Provided entries:
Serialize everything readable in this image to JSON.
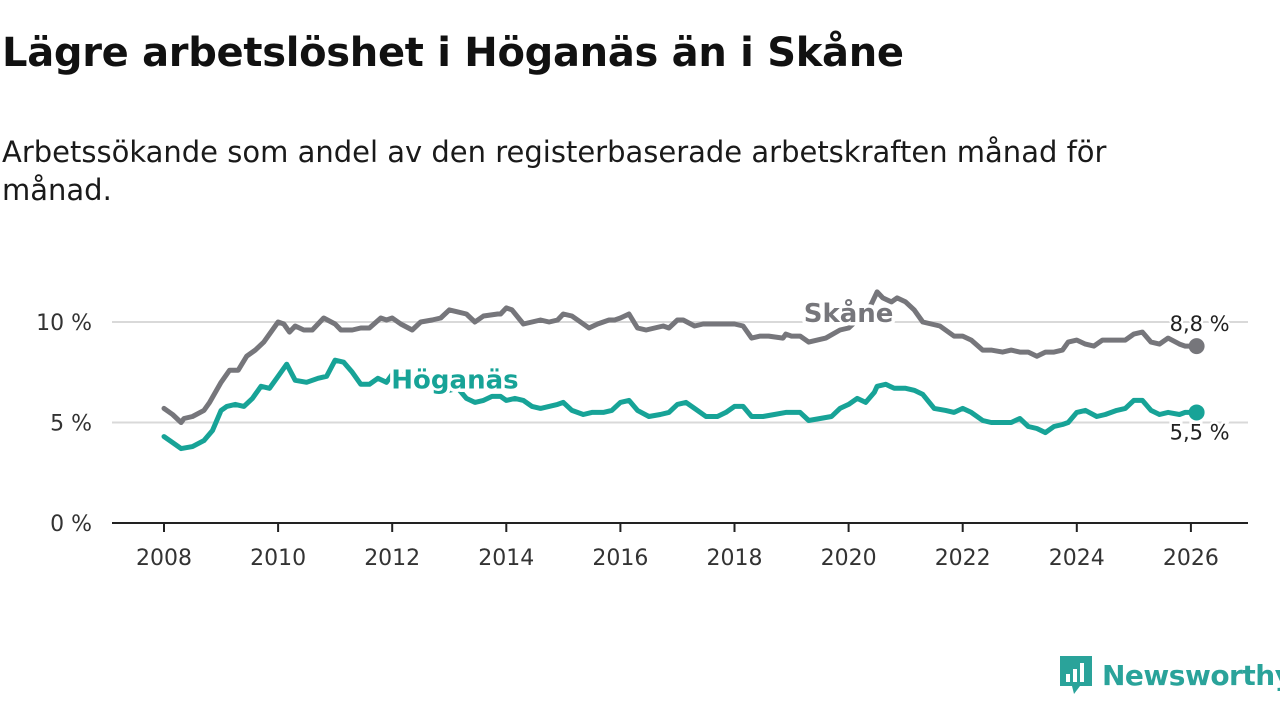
{
  "title": "Lägre arbetslöshet i Höganäs än i Skåne",
  "subtitle": "Arbetssökande som andel av den registerbaserade arbetskraften månad för månad.",
  "brand": {
    "name": "Newsworthy",
    "icon": "newsworthy-logo-icon",
    "color": "#2aa39a"
  },
  "chart_data": {
    "type": "line",
    "title": "Lägre arbetslöshet i Höganäs än i Skåne",
    "xlabel": "",
    "ylabel": "",
    "xlim": [
      2007.3,
      2027.0
    ],
    "ylim": [
      0,
      11.5
    ],
    "x_ticks": [
      {
        "value": 2008,
        "label": "2008"
      },
      {
        "value": 2010,
        "label": "2010"
      },
      {
        "value": 2012,
        "label": "2012"
      },
      {
        "value": 2014,
        "label": "2014"
      },
      {
        "value": 2016,
        "label": "2016"
      },
      {
        "value": 2018,
        "label": "2018"
      },
      {
        "value": 2020,
        "label": "2020"
      },
      {
        "value": 2022,
        "label": "2022"
      },
      {
        "value": 2024,
        "label": "2024"
      },
      {
        "value": 2026,
        "label": "2026"
      }
    ],
    "y_ticks": [
      {
        "value": 0,
        "label": "0 %"
      },
      {
        "value": 5,
        "label": "5 %"
      },
      {
        "value": 10,
        "label": "10 %"
      }
    ],
    "series": [
      {
        "name": "Skåne",
        "color": "#76767b",
        "end_label": "8,8 %",
        "x": [
          2008.0,
          2008.15,
          2008.3,
          2008.35,
          2008.5,
          2008.7,
          2008.8,
          2009.0,
          2009.15,
          2009.3,
          2009.45,
          2009.6,
          2009.75,
          2009.9,
          2010.0,
          2010.1,
          2010.2,
          2010.3,
          2010.45,
          2010.6,
          2010.8,
          2011.0,
          2011.1,
          2011.3,
          2011.45,
          2011.6,
          2011.8,
          2011.9,
          2012.0,
          2012.15,
          2012.35,
          2012.5,
          2012.7,
          2012.85,
          2013.0,
          2013.15,
          2013.3,
          2013.45,
          2013.6,
          2013.85,
          2013.9,
          2014.0,
          2014.1,
          2014.3,
          2014.45,
          2014.6,
          2014.75,
          2014.9,
          2015.0,
          2015.15,
          2015.3,
          2015.45,
          2015.6,
          2015.8,
          2015.9,
          2016.0,
          2016.15,
          2016.3,
          2016.45,
          2016.6,
          2016.75,
          2016.85,
          2017.0,
          2017.1,
          2017.3,
          2017.45,
          2017.6,
          2017.85,
          2018.0,
          2018.15,
          2018.3,
          2018.45,
          2018.6,
          2018.85,
          2018.9,
          2019.0,
          2019.15,
          2019.3,
          2019.45,
          2019.6,
          2019.85,
          2020.0,
          2020.15,
          2020.25,
          2020.4,
          2020.5,
          2020.6,
          2020.75,
          2020.85,
          2021.0,
          2021.15,
          2021.3,
          2021.45,
          2021.6,
          2021.85,
          2022.0,
          2022.15,
          2022.35,
          2022.5,
          2022.7,
          2022.85,
          2023.0,
          2023.15,
          2023.3,
          2023.45,
          2023.6,
          2023.75,
          2023.85,
          2024.0,
          2024.15,
          2024.3,
          2024.45,
          2024.6,
          2024.85,
          2025.0,
          2025.15,
          2025.3,
          2025.45,
          2025.6,
          2025.8,
          2025.9,
          2026.0,
          2026.1
        ],
        "values": [
          5.7,
          5.4,
          5.0,
          5.2,
          5.3,
          5.6,
          6.0,
          7.0,
          7.6,
          7.6,
          8.3,
          8.6,
          9.0,
          9.6,
          10.0,
          9.9,
          9.5,
          9.8,
          9.6,
          9.6,
          10.2,
          9.9,
          9.6,
          9.6,
          9.7,
          9.7,
          10.2,
          10.1,
          10.2,
          9.9,
          9.6,
          10.0,
          10.1,
          10.2,
          10.6,
          10.5,
          10.4,
          10.0,
          10.3,
          10.4,
          10.4,
          10.7,
          10.6,
          9.9,
          10.0,
          10.1,
          10.0,
          10.1,
          10.4,
          10.3,
          10.0,
          9.7,
          9.9,
          10.1,
          10.1,
          10.2,
          10.4,
          9.7,
          9.6,
          9.7,
          9.8,
          9.7,
          10.1,
          10.1,
          9.8,
          9.9,
          9.9,
          9.9,
          9.9,
          9.8,
          9.2,
          9.3,
          9.3,
          9.2,
          9.4,
          9.3,
          9.3,
          9.0,
          9.1,
          9.2,
          9.6,
          9.7,
          10.1,
          10.2,
          10.9,
          11.5,
          11.2,
          11.0,
          11.2,
          11.0,
          10.6,
          10.0,
          9.9,
          9.8,
          9.3,
          9.3,
          9.1,
          8.6,
          8.6,
          8.5,
          8.6,
          8.5,
          8.5,
          8.3,
          8.5,
          8.5,
          8.6,
          9.0,
          9.1,
          8.9,
          8.8,
          9.1,
          9.1,
          9.1,
          9.4,
          9.5,
          9.0,
          8.9,
          9.2,
          8.9,
          8.8,
          8.8,
          8.8
        ]
      },
      {
        "name": "Höganäs",
        "color": "#17a397",
        "end_label": "5,5 %",
        "x": [
          2008.0,
          2008.15,
          2008.3,
          2008.5,
          2008.7,
          2008.85,
          2009.0,
          2009.1,
          2009.25,
          2009.4,
          2009.55,
          2009.7,
          2009.85,
          2010.0,
          2010.15,
          2010.3,
          2010.5,
          2010.7,
          2010.85,
          2011.0,
          2011.15,
          2011.3,
          2011.45,
          2011.6,
          2011.75,
          2011.9,
          2012.0,
          2012.15,
          2012.35,
          2012.5,
          2012.65,
          2012.75,
          2012.9,
          2013.0,
          2013.15,
          2013.3,
          2013.45,
          2013.6,
          2013.75,
          2013.9,
          2014.0,
          2014.15,
          2014.3,
          2014.45,
          2014.6,
          2014.75,
          2014.9,
          2015.0,
          2015.15,
          2015.35,
          2015.5,
          2015.7,
          2015.85,
          2016.0,
          2016.15,
          2016.3,
          2016.5,
          2016.7,
          2016.85,
          2017.0,
          2017.15,
          2017.3,
          2017.5,
          2017.7,
          2017.85,
          2018.0,
          2018.15,
          2018.3,
          2018.5,
          2018.7,
          2018.9,
          2019.0,
          2019.15,
          2019.3,
          2019.5,
          2019.7,
          2019.85,
          2020.0,
          2020.15,
          2020.3,
          2020.45,
          2020.5,
          2020.65,
          2020.8,
          2021.0,
          2021.15,
          2021.3,
          2021.5,
          2021.7,
          2021.85,
          2022.0,
          2022.15,
          2022.35,
          2022.5,
          2022.7,
          2022.85,
          2023.0,
          2023.15,
          2023.3,
          2023.45,
          2023.6,
          2023.75,
          2023.85,
          2024.0,
          2024.15,
          2024.35,
          2024.5,
          2024.7,
          2024.85,
          2025.0,
          2025.15,
          2025.3,
          2025.45,
          2025.6,
          2025.8,
          2025.9,
          2026.0,
          2026.1
        ],
        "values": [
          4.3,
          4.0,
          3.7,
          3.8,
          4.1,
          4.6,
          5.6,
          5.8,
          5.9,
          5.8,
          6.2,
          6.8,
          6.7,
          7.3,
          7.9,
          7.1,
          7.0,
          7.2,
          7.3,
          8.1,
          8.0,
          7.5,
          6.9,
          6.9,
          7.2,
          7.0,
          7.4,
          7.4,
          6.9,
          6.8,
          7.0,
          7.1,
          6.9,
          6.6,
          6.7,
          6.2,
          6.0,
          6.1,
          6.3,
          6.3,
          6.1,
          6.2,
          6.1,
          5.8,
          5.7,
          5.8,
          5.9,
          6.0,
          5.6,
          5.4,
          5.5,
          5.5,
          5.6,
          6.0,
          6.1,
          5.6,
          5.3,
          5.4,
          5.5,
          5.9,
          6.0,
          5.7,
          5.3,
          5.3,
          5.5,
          5.8,
          5.8,
          5.3,
          5.3,
          5.4,
          5.5,
          5.5,
          5.5,
          5.1,
          5.2,
          5.3,
          5.7,
          5.9,
          6.2,
          6.0,
          6.5,
          6.8,
          6.9,
          6.7,
          6.7,
          6.6,
          6.4,
          5.7,
          5.6,
          5.5,
          5.7,
          5.5,
          5.1,
          5.0,
          5.0,
          5.0,
          5.2,
          4.8,
          4.7,
          4.5,
          4.8,
          4.9,
          5.0,
          5.5,
          5.6,
          5.3,
          5.4,
          5.6,
          5.7,
          6.1,
          6.1,
          5.6,
          5.4,
          5.5,
          5.4,
          5.5,
          5.5,
          5.5
        ]
      }
    ],
    "annotations": [
      {
        "text": "Skåne",
        "series": "Skåne",
        "x": 2020.0,
        "y": 10.0
      },
      {
        "text": "Höganäs",
        "series": "Höganäs",
        "x": 2013.1,
        "y": 6.7
      }
    ]
  }
}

Given exercise: Check each line above for the word "Skåne", and copy the lines where it appears.

Solution to this problem:
  "title": "Lägre arbetslöshet i Höganäs än i Skåne",
    "title": "Lägre arbetslöshet i Höganäs än i Skåne",
        "name": "Skåne",
        "text": "Skåne",
        "series": "Skåne",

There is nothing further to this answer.